Task goal: Omitting all pictures, copy word for word the lines from the line containing "Decode this image" through the final line of the entries.

=== Extracted entries ===

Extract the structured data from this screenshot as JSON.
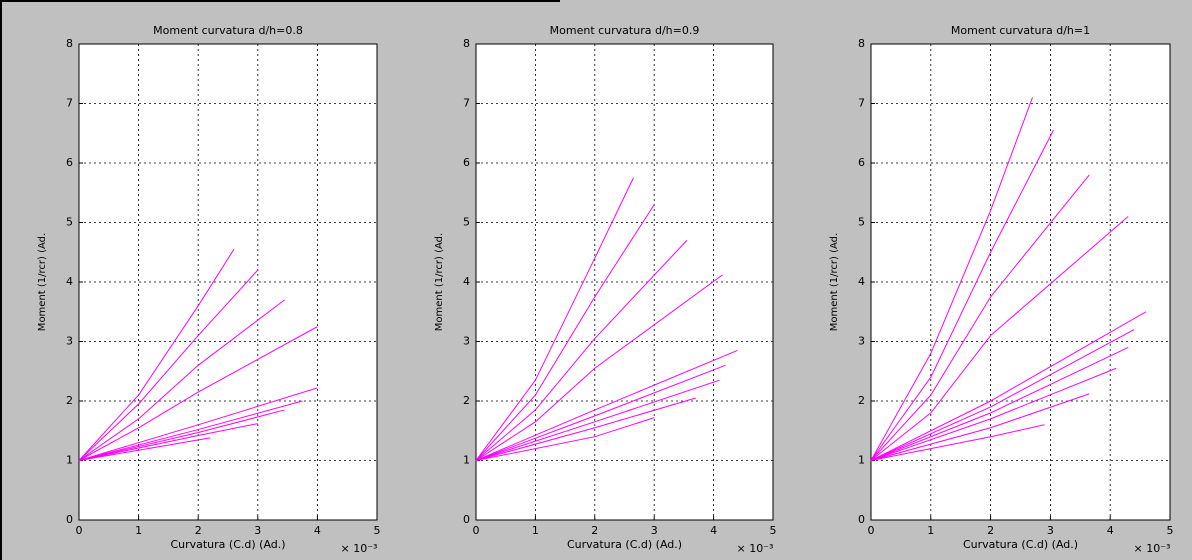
{
  "chart_data": [
    {
      "type": "line",
      "title": "Moment curvatura d/h=0.8",
      "xlabel": "Curvatura (C.d) (Ad.)",
      "ylabel": "Moment (1/rcr) (Ad.",
      "x_multiplier": "× 10⁻³",
      "xlim": [
        0,
        5
      ],
      "xticks": [
        0,
        1,
        2,
        3,
        4,
        5
      ],
      "ylim": [
        0,
        8
      ],
      "yticks": [
        0,
        1,
        2,
        3,
        4,
        5,
        6,
        7,
        8
      ],
      "grid": true,
      "series": [
        {
          "color": "#ff00ff",
          "x": [
            0,
            1,
            2,
            2.6
          ],
          "values": [
            1,
            2.1,
            3.6,
            4.55
          ]
        },
        {
          "color": "#ff00ff",
          "x": [
            0,
            1,
            2,
            3
          ],
          "values": [
            1,
            1.95,
            3.1,
            4.2
          ]
        },
        {
          "color": "#ff00ff",
          "x": [
            0,
            1,
            2,
            3.45
          ],
          "values": [
            1,
            1.7,
            2.6,
            3.7
          ]
        },
        {
          "color": "#ff00ff",
          "x": [
            0,
            1,
            2,
            4
          ],
          "values": [
            1,
            1.55,
            2.15,
            3.25
          ]
        },
        {
          "color": "#ff00ff",
          "x": [
            0,
            2,
            4
          ],
          "values": [
            1,
            1.6,
            2.22
          ]
        },
        {
          "color": "#ff00ff",
          "x": [
            0,
            2,
            3.75
          ],
          "values": [
            1,
            1.52,
            2.0
          ]
        },
        {
          "color": "#ff00ff",
          "x": [
            0,
            2,
            3.45
          ],
          "values": [
            1,
            1.47,
            1.85
          ]
        },
        {
          "color": "#ff00ff",
          "x": [
            0,
            2,
            3
          ],
          "values": [
            1,
            1.42,
            1.62
          ]
        },
        {
          "color": "#ff00ff",
          "x": [
            0,
            2.2
          ],
          "values": [
            1,
            1.38
          ]
        }
      ]
    },
    {
      "type": "line",
      "title": "Moment curvatura d/h=0.9",
      "xlabel": "Curvatura (C.d) (Ad.)",
      "ylabel": "Moment (1/rcr) (Ad.",
      "x_multiplier": "× 10⁻³",
      "xlim": [
        0,
        5
      ],
      "xticks": [
        0,
        1,
        2,
        3,
        4,
        5
      ],
      "ylim": [
        0,
        8
      ],
      "yticks": [
        0,
        1,
        2,
        3,
        4,
        5,
        6,
        7,
        8
      ],
      "grid": true,
      "series": [
        {
          "color": "#ff00ff",
          "x": [
            0,
            1,
            2,
            2.65
          ],
          "values": [
            1,
            2.35,
            4.4,
            5.75
          ]
        },
        {
          "color": "#ff00ff",
          "x": [
            0,
            1,
            2,
            3
          ],
          "values": [
            1,
            2.1,
            3.75,
            5.3
          ]
        },
        {
          "color": "#ff00ff",
          "x": [
            0,
            1,
            2,
            3.55
          ],
          "values": [
            1,
            1.85,
            3.05,
            4.7
          ]
        },
        {
          "color": "#ff00ff",
          "x": [
            0,
            1,
            2,
            4.15
          ],
          "values": [
            1,
            1.65,
            2.55,
            4.12
          ]
        },
        {
          "color": "#ff00ff",
          "x": [
            0,
            2,
            4.4
          ],
          "values": [
            1,
            1.85,
            2.85
          ]
        },
        {
          "color": "#ff00ff",
          "x": [
            0,
            2,
            4.2
          ],
          "values": [
            1,
            1.75,
            2.6
          ]
        },
        {
          "color": "#ff00ff",
          "x": [
            0,
            2,
            4.1
          ],
          "values": [
            1,
            1.65,
            2.35
          ]
        },
        {
          "color": "#ff00ff",
          "x": [
            0,
            2,
            3.7
          ],
          "values": [
            1,
            1.55,
            2.05
          ]
        },
        {
          "color": "#ff00ff",
          "x": [
            0,
            2,
            3
          ],
          "values": [
            1,
            1.4,
            1.72
          ]
        }
      ]
    },
    {
      "type": "line",
      "title": "Moment curvatura d/h=1",
      "xlabel": "Curvatura (C.d) (Ad.)",
      "ylabel": "Moment (1/rcr) (Ad.",
      "x_multiplier": "× 10⁻³",
      "xlim": [
        0,
        5
      ],
      "xticks": [
        0,
        1,
        2,
        3,
        4,
        5
      ],
      "ylim": [
        0,
        8
      ],
      "yticks": [
        0,
        1,
        2,
        3,
        4,
        5,
        6,
        7,
        8
      ],
      "grid": true,
      "series": [
        {
          "color": "#ff00ff",
          "x": [
            0,
            1,
            2,
            2.7
          ],
          "values": [
            1,
            2.8,
            5.2,
            7.1
          ]
        },
        {
          "color": "#ff00ff",
          "x": [
            0,
            1,
            2,
            3.05
          ],
          "values": [
            1,
            2.4,
            4.5,
            6.55
          ]
        },
        {
          "color": "#ff00ff",
          "x": [
            0,
            1,
            2,
            3.65
          ],
          "values": [
            1,
            2.1,
            3.75,
            5.8
          ]
        },
        {
          "color": "#ff00ff",
          "x": [
            0,
            1,
            2,
            4.3
          ],
          "values": [
            1,
            1.8,
            3.1,
            5.1
          ]
        },
        {
          "color": "#ff00ff",
          "x": [
            0,
            2,
            4.6
          ],
          "values": [
            1,
            2.0,
            3.5
          ]
        },
        {
          "color": "#ff00ff",
          "x": [
            0,
            2,
            4.4
          ],
          "values": [
            1,
            1.9,
            3.2
          ]
        },
        {
          "color": "#ff00ff",
          "x": [
            0,
            2,
            4.3
          ],
          "values": [
            1,
            1.8,
            2.9
          ]
        },
        {
          "color": "#ff00ff",
          "x": [
            0,
            2,
            4.1
          ],
          "values": [
            1,
            1.7,
            2.55
          ]
        },
        {
          "color": "#ff00ff",
          "x": [
            0,
            2,
            3.65
          ],
          "values": [
            1,
            1.55,
            2.12
          ]
        },
        {
          "color": "#ff00ff",
          "x": [
            0,
            2,
            2.9
          ],
          "values": [
            1,
            1.4,
            1.6
          ]
        }
      ]
    }
  ]
}
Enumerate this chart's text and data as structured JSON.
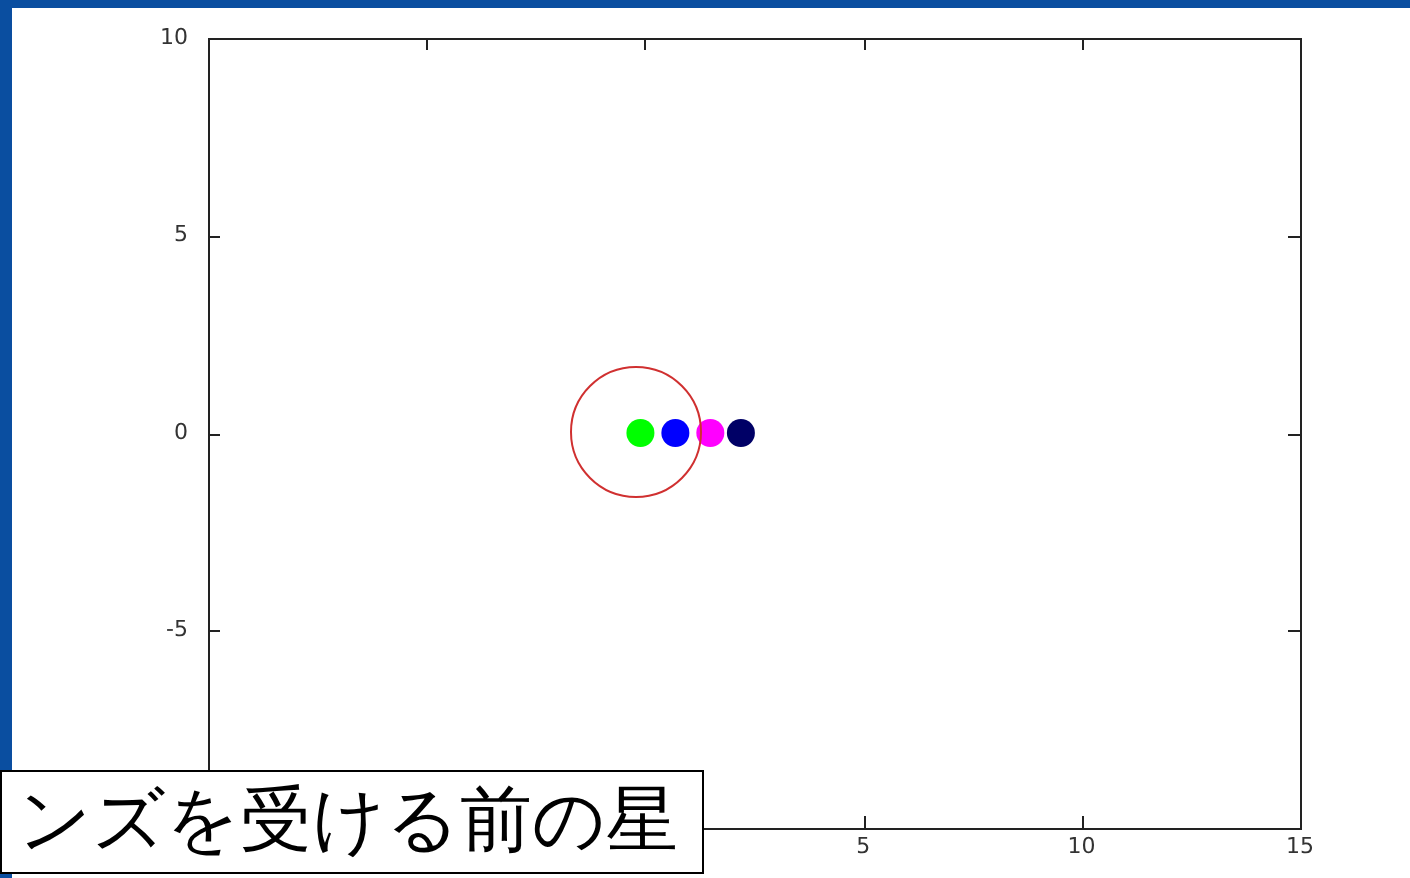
{
  "chart_data": {
    "type": "scatter",
    "xlim": [
      -10,
      15
    ],
    "xticks": [
      {
        "value": -5,
        "label": null
      },
      {
        "value": 0,
        "label": null
      },
      5,
      10,
      15
    ],
    "ylim": [
      -10,
      10
    ],
    "yticks": [
      -5,
      0,
      5,
      10
    ],
    "grid": false,
    "legend": false,
    "series": [
      {
        "type": "scatter",
        "marker": "circle",
        "x": [
          -0.1,
          0.7,
          1.5,
          2.2
        ],
        "values": [
          0,
          0,
          0,
          0
        ],
        "colors": [
          "#00ff00",
          "#0000ff",
          "#ff00ff",
          "#000066"
        ]
      }
    ],
    "annotations": [
      "ンズを受ける前の星"
    ]
  }
}
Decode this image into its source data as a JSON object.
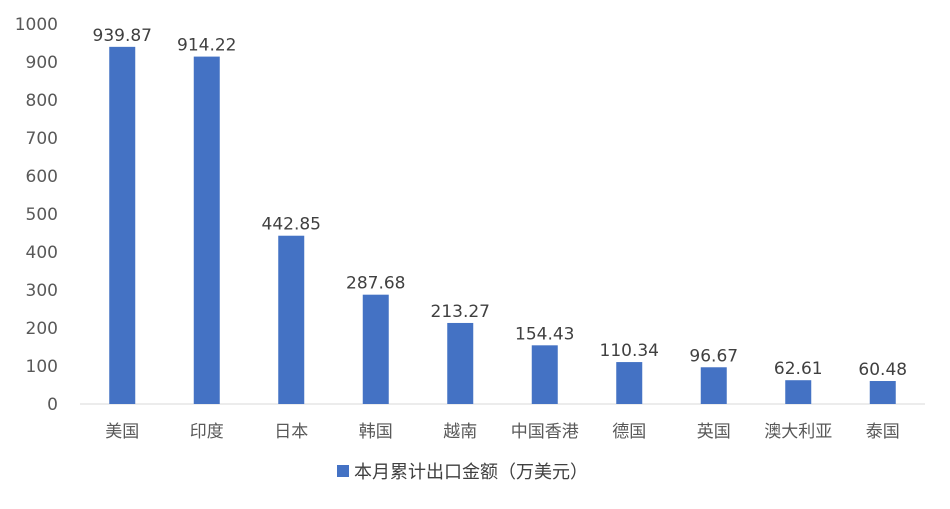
{
  "chart_data": {
    "type": "bar",
    "categories": [
      "美国",
      "印度",
      "日本",
      "韩国",
      "越南",
      "中国香港",
      "德国",
      "英国",
      "澳大利亚",
      "泰国"
    ],
    "series": [
      {
        "name": "本月累计出口金额（万美元）",
        "values": [
          939.87,
          914.22,
          442.85,
          287.68,
          213.27,
          154.43,
          110.34,
          96.67,
          62.61,
          60.48
        ],
        "labels": [
          "939.87",
          "914.22",
          "442.85",
          "287.68",
          "213.27",
          "154.43",
          "110.34",
          "96.67",
          "62.61",
          "60.48"
        ]
      }
    ],
    "ylim": [
      0,
      1000
    ],
    "yticks": [
      "0",
      "100",
      "200",
      "300",
      "400",
      "500",
      "600",
      "700",
      "800",
      "900",
      "1000"
    ],
    "grid": false,
    "legend": "bottom",
    "bar_color": "#4472C4"
  }
}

===

The solution:
Decode this image into its source data as a JSON object.
{
  "chart_data": {
    "type": "bar",
    "categories": [
      "美国",
      "印度",
      "日本",
      "韩国",
      "越南",
      "中国香港",
      "德国",
      "英国",
      "澳大利亚",
      "泰国"
    ],
    "series": [
      {
        "name": "本月累计出口金额（万美元）",
        "values": [
          939.87,
          914.22,
          442.85,
          287.68,
          213.27,
          154.43,
          110.34,
          96.67,
          62.61,
          60.48
        ],
        "labels": [
          "939.87",
          "914.22",
          "442.85",
          "287.68",
          "213.27",
          "154.43",
          "110.34",
          "96.67",
          "62.61",
          "60.48"
        ]
      }
    ],
    "ylim": [
      0,
      1000
    ],
    "yticks": [
      "0",
      "100",
      "200",
      "300",
      "400",
      "500",
      "600",
      "700",
      "800",
      "900",
      "1000"
    ],
    "grid": false,
    "legend": "bottom",
    "bar_color": "#4472C4"
  }
}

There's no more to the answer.